Objective: Only the lines from the line containing "What data populates" to the end of the entries should be repeated, exactly as they appear.

—————

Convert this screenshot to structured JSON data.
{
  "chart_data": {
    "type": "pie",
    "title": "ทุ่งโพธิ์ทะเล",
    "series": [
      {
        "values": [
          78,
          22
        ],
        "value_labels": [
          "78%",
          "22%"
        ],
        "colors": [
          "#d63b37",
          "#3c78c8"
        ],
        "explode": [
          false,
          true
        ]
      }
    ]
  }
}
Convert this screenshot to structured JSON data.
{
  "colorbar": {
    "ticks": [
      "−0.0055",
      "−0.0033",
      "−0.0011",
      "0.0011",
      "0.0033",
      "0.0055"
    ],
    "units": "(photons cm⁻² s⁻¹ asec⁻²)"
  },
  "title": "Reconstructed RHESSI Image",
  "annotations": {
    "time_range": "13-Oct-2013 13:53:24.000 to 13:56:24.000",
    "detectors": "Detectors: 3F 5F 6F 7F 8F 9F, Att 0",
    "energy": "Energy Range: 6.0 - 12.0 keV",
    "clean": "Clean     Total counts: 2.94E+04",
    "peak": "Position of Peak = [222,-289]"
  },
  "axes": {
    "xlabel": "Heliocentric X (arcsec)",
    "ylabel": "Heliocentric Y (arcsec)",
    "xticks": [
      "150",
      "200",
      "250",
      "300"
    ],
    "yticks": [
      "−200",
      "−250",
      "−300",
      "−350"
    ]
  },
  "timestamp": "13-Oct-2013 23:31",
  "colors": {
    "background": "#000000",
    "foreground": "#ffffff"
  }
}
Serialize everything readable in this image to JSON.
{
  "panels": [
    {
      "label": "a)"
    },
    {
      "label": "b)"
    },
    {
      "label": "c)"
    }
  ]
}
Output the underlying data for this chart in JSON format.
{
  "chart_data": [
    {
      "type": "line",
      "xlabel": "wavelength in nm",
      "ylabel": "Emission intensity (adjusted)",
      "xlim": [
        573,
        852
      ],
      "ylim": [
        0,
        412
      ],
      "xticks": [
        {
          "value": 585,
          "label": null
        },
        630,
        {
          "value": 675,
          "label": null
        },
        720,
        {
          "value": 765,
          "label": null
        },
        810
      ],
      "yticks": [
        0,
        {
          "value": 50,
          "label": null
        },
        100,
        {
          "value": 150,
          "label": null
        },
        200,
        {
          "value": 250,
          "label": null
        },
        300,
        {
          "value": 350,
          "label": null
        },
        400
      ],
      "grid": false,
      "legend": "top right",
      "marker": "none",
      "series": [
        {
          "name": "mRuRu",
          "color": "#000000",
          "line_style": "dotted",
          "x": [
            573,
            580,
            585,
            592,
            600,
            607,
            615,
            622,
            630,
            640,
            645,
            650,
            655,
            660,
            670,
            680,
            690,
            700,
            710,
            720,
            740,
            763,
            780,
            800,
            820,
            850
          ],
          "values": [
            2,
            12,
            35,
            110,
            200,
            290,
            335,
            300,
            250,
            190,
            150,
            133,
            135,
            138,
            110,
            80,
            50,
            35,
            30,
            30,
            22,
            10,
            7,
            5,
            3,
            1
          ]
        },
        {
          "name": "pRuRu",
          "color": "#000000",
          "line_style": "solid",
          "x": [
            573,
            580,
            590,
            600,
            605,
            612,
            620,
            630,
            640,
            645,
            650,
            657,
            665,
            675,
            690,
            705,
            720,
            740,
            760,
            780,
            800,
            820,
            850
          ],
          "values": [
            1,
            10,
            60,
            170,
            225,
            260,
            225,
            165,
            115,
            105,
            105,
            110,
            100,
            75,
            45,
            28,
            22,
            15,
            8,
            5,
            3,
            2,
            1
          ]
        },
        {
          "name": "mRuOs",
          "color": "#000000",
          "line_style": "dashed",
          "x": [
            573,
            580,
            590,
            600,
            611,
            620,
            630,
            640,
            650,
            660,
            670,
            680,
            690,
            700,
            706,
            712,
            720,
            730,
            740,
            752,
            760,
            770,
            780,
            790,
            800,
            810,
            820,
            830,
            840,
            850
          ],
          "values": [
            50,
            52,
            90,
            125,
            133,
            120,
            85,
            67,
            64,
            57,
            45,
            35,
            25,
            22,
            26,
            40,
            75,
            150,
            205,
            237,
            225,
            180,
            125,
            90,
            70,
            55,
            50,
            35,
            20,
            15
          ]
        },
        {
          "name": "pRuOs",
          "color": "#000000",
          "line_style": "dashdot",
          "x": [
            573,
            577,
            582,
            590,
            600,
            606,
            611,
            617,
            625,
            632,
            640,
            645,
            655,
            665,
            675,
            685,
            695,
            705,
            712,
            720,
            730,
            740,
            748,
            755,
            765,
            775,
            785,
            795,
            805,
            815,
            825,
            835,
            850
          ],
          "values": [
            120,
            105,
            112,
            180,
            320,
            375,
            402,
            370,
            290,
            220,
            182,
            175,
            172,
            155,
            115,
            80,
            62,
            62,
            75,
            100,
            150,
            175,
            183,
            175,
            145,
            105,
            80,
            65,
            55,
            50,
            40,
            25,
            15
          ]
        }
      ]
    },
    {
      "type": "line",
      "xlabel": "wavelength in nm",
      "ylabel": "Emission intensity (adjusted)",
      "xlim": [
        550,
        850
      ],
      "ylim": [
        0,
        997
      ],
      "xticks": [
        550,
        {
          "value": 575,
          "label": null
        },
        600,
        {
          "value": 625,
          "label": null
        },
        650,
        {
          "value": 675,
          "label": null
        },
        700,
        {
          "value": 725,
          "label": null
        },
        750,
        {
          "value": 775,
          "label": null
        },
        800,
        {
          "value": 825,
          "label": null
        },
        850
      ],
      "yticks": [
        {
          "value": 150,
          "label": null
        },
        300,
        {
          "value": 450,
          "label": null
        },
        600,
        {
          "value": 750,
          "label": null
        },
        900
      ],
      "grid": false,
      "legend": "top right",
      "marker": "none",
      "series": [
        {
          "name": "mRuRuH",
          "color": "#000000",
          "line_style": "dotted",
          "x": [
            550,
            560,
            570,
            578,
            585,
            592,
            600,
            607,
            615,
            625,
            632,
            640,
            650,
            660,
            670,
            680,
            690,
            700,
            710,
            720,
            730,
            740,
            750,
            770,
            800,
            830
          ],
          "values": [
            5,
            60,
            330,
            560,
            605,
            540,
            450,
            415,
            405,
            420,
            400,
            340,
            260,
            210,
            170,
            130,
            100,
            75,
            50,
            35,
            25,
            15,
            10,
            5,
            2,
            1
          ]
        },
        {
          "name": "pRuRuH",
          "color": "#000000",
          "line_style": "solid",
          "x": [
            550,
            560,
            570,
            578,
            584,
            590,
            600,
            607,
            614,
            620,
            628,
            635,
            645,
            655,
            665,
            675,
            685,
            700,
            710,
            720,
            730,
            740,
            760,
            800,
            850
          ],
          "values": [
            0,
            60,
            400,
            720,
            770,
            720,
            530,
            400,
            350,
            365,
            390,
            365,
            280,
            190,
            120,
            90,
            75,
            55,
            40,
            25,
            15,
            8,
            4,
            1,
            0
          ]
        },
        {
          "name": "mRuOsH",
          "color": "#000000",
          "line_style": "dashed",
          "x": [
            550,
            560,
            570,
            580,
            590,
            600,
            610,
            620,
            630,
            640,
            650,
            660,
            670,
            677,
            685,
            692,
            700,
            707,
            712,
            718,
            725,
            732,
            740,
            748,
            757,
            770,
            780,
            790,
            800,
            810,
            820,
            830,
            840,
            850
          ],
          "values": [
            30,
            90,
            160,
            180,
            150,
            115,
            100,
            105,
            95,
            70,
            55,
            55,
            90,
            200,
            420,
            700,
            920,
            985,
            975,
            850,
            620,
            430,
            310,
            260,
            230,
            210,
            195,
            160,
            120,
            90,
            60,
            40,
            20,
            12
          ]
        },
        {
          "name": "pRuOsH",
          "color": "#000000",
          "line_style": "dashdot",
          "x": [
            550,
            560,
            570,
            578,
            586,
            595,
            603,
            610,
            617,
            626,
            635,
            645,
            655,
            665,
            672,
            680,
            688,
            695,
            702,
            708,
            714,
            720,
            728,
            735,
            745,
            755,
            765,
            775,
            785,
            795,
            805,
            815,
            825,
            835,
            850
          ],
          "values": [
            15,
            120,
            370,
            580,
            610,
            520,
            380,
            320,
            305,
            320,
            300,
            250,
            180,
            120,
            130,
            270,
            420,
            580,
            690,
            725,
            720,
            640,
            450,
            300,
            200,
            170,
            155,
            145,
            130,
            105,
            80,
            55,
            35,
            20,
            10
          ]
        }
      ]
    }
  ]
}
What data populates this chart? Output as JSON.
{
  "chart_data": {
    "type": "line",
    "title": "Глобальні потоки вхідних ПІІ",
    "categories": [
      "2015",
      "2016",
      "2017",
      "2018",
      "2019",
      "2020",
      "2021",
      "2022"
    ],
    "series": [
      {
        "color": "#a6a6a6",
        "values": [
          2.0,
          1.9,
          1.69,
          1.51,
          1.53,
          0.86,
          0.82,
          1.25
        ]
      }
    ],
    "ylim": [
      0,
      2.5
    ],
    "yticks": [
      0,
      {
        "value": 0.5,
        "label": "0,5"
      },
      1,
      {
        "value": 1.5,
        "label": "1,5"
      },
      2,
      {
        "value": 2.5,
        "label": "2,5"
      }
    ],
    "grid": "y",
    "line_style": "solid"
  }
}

—————

The solution:
What data populates this chart? Output as JSON.
{
  "chart_data": {
    "type": "line",
    "title": "Глобальні потоки вхідних ПІІ",
    "categories": [
      "2015",
      "2016",
      "2017",
      "2018",
      "2019",
      "2020",
      "2021",
      "2022"
    ],
    "series": [
      {
        "color": "#a6a6a6",
        "values": [
          2.0,
          1.9,
          1.69,
          1.51,
          1.53,
          0.86,
          0.82,
          1.25
        ]
      }
    ],
    "ylim": [
      0,
      2.5
    ],
    "yticks": [
      0,
      {
        "value": 0.5,
        "label": "0,5"
      },
      1,
      {
        "value": 1.5,
        "label": "1,5"
      },
      2,
      {
        "value": 2.5,
        "label": "2,5"
      }
    ],
    "grid": "y",
    "line_style": "solid"
  }
}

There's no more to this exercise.